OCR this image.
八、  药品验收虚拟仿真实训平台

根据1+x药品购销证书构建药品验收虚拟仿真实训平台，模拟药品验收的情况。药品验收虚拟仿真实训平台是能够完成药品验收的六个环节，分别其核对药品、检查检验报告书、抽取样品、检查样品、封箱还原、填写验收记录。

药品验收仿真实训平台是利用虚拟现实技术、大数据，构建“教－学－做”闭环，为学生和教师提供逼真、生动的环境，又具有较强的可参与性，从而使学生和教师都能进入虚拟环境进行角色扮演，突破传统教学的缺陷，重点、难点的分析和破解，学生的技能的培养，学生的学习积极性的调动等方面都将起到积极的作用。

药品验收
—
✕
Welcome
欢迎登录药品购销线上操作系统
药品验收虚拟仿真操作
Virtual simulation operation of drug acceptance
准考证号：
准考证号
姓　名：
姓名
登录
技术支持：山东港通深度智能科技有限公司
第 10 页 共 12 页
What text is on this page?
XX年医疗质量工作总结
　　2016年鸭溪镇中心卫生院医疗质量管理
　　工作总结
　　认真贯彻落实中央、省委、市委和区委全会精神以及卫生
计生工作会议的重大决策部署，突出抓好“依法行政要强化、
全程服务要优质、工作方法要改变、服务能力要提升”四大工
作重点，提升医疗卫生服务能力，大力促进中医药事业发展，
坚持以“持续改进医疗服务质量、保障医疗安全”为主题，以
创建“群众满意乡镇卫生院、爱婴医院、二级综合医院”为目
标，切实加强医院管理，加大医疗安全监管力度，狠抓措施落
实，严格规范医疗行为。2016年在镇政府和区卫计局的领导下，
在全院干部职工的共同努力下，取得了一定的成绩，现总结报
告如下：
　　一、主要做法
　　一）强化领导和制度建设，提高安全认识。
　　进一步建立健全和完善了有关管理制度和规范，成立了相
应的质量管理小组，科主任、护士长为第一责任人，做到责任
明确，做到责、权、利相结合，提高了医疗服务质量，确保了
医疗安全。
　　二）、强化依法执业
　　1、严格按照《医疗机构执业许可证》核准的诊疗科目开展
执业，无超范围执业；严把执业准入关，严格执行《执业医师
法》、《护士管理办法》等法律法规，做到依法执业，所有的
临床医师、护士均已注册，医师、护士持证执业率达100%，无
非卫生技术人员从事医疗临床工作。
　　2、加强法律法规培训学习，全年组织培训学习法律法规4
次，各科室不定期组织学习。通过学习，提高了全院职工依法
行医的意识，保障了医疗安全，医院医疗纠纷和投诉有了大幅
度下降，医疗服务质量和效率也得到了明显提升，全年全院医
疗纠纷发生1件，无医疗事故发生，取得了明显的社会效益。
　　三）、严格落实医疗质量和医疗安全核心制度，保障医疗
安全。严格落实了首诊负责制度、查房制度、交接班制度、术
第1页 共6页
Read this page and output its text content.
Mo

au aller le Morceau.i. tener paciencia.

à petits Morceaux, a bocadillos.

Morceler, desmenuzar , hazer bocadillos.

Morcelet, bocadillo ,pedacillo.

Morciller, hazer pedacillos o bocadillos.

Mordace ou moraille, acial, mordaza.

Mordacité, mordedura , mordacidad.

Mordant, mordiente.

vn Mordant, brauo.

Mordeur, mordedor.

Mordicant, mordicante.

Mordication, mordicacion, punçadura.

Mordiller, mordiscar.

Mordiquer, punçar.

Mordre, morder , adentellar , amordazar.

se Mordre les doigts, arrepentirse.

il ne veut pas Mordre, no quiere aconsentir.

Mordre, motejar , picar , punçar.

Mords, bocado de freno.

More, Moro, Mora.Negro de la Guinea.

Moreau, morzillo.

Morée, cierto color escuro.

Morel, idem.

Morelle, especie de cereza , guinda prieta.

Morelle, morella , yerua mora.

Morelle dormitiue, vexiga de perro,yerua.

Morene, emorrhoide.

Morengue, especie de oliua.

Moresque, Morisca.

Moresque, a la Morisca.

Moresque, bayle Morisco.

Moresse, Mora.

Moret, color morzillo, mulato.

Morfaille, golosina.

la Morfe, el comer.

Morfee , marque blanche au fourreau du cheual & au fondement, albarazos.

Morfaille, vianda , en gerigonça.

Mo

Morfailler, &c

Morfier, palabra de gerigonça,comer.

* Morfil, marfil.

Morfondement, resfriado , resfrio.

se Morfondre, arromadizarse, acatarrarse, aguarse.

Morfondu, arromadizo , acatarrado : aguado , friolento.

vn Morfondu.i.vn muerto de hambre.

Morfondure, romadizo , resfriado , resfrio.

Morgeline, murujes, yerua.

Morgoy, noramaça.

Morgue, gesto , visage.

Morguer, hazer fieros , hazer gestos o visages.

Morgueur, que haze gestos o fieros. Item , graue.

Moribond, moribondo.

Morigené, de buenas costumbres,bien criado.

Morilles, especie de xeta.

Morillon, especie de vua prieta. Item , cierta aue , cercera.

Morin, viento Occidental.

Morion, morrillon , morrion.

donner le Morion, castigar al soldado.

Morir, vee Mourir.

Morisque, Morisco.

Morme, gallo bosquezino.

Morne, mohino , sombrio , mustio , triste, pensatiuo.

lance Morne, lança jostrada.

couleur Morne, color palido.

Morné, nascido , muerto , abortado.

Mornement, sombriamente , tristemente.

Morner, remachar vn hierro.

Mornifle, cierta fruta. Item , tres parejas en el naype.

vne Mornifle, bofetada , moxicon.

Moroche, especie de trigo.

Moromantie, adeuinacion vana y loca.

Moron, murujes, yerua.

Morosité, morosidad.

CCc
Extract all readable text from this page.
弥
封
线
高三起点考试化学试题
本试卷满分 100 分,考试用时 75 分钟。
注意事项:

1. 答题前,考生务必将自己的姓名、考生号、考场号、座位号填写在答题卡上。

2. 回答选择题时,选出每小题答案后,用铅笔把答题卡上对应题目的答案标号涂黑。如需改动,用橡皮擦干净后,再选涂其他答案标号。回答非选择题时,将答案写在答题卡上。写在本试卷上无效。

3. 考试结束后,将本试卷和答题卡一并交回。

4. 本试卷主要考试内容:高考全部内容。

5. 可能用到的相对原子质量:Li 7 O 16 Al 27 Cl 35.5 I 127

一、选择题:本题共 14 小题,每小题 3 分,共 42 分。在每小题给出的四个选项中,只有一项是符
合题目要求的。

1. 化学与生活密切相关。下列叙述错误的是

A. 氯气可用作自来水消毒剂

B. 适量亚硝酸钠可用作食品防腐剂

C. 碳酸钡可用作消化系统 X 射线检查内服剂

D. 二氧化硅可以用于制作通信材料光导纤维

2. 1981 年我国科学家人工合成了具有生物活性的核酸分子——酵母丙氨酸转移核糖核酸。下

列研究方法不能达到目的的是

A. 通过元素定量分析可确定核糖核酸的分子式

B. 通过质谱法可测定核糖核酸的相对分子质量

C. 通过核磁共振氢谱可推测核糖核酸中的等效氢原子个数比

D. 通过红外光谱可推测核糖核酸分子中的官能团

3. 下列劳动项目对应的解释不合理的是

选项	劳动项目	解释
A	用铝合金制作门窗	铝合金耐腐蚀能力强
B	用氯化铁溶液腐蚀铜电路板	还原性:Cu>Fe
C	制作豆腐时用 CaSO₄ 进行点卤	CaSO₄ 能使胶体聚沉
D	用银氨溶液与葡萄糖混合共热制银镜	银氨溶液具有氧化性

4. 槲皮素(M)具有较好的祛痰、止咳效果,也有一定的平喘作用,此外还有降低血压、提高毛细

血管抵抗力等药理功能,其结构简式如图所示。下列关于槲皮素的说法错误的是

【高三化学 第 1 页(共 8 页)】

• • • • • • •

> To be done:
Every entry must be output again, exactly as written above.

> Output of the exercise:
OCR this image.
八、  药品验收虚拟仿真实训平台

根据1+x药品购销证书构建药品验收虚拟仿真实训平台，模拟药品验收的情况。药品验收虚拟仿真实训平台是能够完成药品验收的六个环节，分别其核对药品、检查检验报告书、抽取样品、检查样品、封箱还原、填写验收记录。

药品验收仿真实训平台是利用虚拟现实技术、大数据，构建“教－学－做”闭环，为学生和教师提供逼真、生动的环境，又具有较强的可参与性，从而使学生和教师都能进入虚拟环境进行角色扮演，突破传统教学的缺陷，重点、难点的分析和破解，学生的技能的培养，学生的学习积极性的调动等方面都将起到积极的作用。

药品验收
—
✕
Welcome
欢迎登录药品购销线上操作系统
药品验收虚拟仿真操作
Virtual simulation operation of drug acceptance
准考证号：
准考证号
姓　名：
姓名
登录
技术支持：山东港通深度智能科技有限公司
第 10 页 共 12 页
What text is on this page?
XX年医疗质量工作总结
　　2016年鸭溪镇中心卫生院医疗质量管理
　　工作总结
　　认真贯彻落实中央、省委、市委和区委全会精神以及卫生
计生工作会议的重大决策部署，突出抓好“依法行政要强化、
全程服务要优质、工作方法要改变、服务能力要提升”四大工
作重点，提升医疗卫生服务能力，大力促进中医药事业发展，
坚持以“持续改进医疗服务质量、保障医疗安全”为主题，以
创建“群众满意乡镇卫生院、爱婴医院、二级综合医院”为目
标，切实加强医院管理，加大医疗安全监管力度，狠抓措施落
实，严格规范医疗行为。2016年在镇政府和区卫计局的领导下，
在全院干部职工的共同努力下，取得了一定的成绩，现总结报
告如下：
　　一、主要做法
　　一）强化领导和制度建设，提高安全认识。
　　进一步建立健全和完善了有关管理制度和规范，成立了相
应的质量管理小组，科主任、护士长为第一责任人，做到责任
明确，做到责、权、利相结合，提高了医疗服务质量，确保了
医疗安全。
　　二）、强化依法执业
　　1、严格按照《医疗机构执业许可证》核准的诊疗科目开展
执业，无超范围执业；严把执业准入关，严格执行《执业医师
法》、《护士管理办法》等法律法规，做到依法执业，所有的
临床医师、护士均已注册，医师、护士持证执业率达100%，无
非卫生技术人员从事医疗临床工作。
　　2、加强法律法规培训学习，全年组织培训学习法律法规4
次，各科室不定期组织学习。通过学习，提高了全院职工依法
行医的意识，保障了医疗安全，医院医疗纠纷和投诉有了大幅
度下降，医疗服务质量和效率也得到了明显提升，全年全院医
疗纠纷发生1件，无医疗事故发生，取得了明显的社会效益。
　　三）、严格落实医疗质量和医疗安全核心制度，保障医疗
安全。严格落实了首诊负责制度、查房制度、交接班制度、术
第1页 共6页
Read this page and output its text content.
Mo

au aller le Morceau.i. tener paciencia.

à petits Morceaux, a bocadillos.

Morceler, desmenuzar , hazer bocadillos.

Morcelet, bocadillo ,pedacillo.

Morciller, hazer pedacillos o bocadillos.

Mordace ou moraille, acial, mordaza.

Mordacité, mordedura , mordacidad.

Mordant, mordiente.

vn Mordant, brauo.

Mordeur, mordedor.

Mordicant, mordicante.

Mordication, mordicacion, punçadura.

Mordiller, mordiscar.

Mordiquer, punçar.

Mordre, morder , adentellar , amordazar.

se Mordre les doigts, arrepentirse.

il ne veut pas Mordre, no quiere aconsentir.

Mordre, motejar , picar , punçar.

Mords, bocado de freno.

More, Moro, Mora.Negro de la Guinea.

Moreau, morzillo.

Morée, cierto color escuro.

Morel, idem.

Morelle, especie de cereza , guinda prieta.

Morelle, morella , yerua mora.

Morelle dormitiue, vexiga de perro,yerua.

Morene, emorrhoide.

Morengue, especie de oliua.

Moresque, Morisca.

Moresque, a la Morisca.

Moresque, bayle Morisco.

Moresse, Mora.

Moret, color morzillo, mulato.

Morfaille, golosina.

la Morfe, el comer.

Morfee , marque blanche au fourreau du cheual & au fondement, albarazos.

Morfaille, vianda , en gerigonça.

Mo

Morfailler, &c

Morfier, palabra de gerigonça,comer.

* Morfil, marfil.

Morfondement, resfriado , resfrio.

se Morfondre, arromadizarse, acatarrarse, aguarse.

Morfondu, arromadizo , acatarrado : aguado , friolento.

vn Morfondu.i.vn muerto de hambre.

Morfondure, romadizo , resfriado , resfrio.

Morgeline, murujes, yerua.

Morgoy, noramaça.

Morgue, gesto , visage.

Morguer, hazer fieros , hazer gestos o visages.

Morgueur, que haze gestos o fieros. Item , graue.

Moribond, moribondo.

Morigené, de buenas costumbres,bien criado.

Morilles, especie de xeta.

Morillon, especie de vua prieta. Item , cierta aue , cercera.

Morin, viento Occidental.

Morion, morrillon , morrion.

donner le Morion, castigar al soldado.

Morir, vee Mourir.

Morisque, Morisco.

Morme, gallo bosquezino.

Morne, mohino , sombrio , mustio , triste, pensatiuo.

lance Morne, lança jostrada.

couleur Morne, color palido.

Morné, nascido , muerto , abortado.

Mornement, sombriamente , tristemente.

Morner, remachar vn hierro.

Mornifle, cierta fruta. Item , tres parejas en el naype.

vne Mornifle, bofetada , moxicon.

Moroche, especie de trigo.

Moromantie, adeuinacion vana y loca.

Moron, murujes, yerua.

Morosité, morosidad.

CCc
Extract all readable text from this page.
弥
封
线
高三起点考试化学试题
本试卷满分 100 分,考试用时 75 分钟。
注意事项:

1. 答题前,考生务必将自己的姓名、考生号、考场号、座位号填写在答题卡上。

2. 回答选择题时,选出每小题答案后,用铅笔把答题卡上对应题目的答案标号涂黑。如需改动,用橡皮擦干净后,再选涂其他答案标号。回答非选择题时,将答案写在答题卡上。写在本试卷上无效。

3. 考试结束后,将本试卷和答题卡一并交回。

4. 本试卷主要考试内容:高考全部内容。

5. 可能用到的相对原子质量:Li 7 O 16 Al 27 Cl 35.5 I 127

一、选择题:本题共 14 小题,每小题 3 分,共 42 分。在每小题给出的四个选项中,只有一项是符
合题目要求的。

1. 化学与生活密切相关。下列叙述错误的是

A. 氯气可用作自来水消毒剂

B. 适量亚硝酸钠可用作食品防腐剂

C. 碳酸钡可用作消化系统 X 射线检查内服剂

D. 二氧化硅可以用于制作通信材料光导纤维

2. 1981 年我国科学家人工合成了具有生物活性的核酸分子——酵母丙氨酸转移核糖核酸。下

列研究方法不能达到目的的是

A. 通过元素定量分析可确定核糖核酸的分子式

B. 通过质谱法可测定核糖核酸的相对分子质量

C. 通过核磁共振氢谱可推测核糖核酸中的等效氢原子个数比

D. 通过红外光谱可推测核糖核酸分子中的官能团

3. 下列劳动项目对应的解释不合理的是

选项	劳动项目	解释
A	用铝合金制作门窗	铝合金耐腐蚀能力强
B	用氯化铁溶液腐蚀铜电路板	还原性:Cu>Fe
C	制作豆腐时用 CaSO₄ 进行点卤	CaSO₄ 能使胶体聚沉
D	用银氨溶液与葡萄糖混合共热制银镜	银氨溶液具有氧化性

4. 槲皮素(M)具有较好的祛痰、止咳效果,也有一定的平喘作用,此外还有降低血压、提高毛细

血管抵抗力等药理功能,其结构简式如图所示。下列关于槲皮素的说法错误的是

【高三化学 第 1 页(共 8 页)】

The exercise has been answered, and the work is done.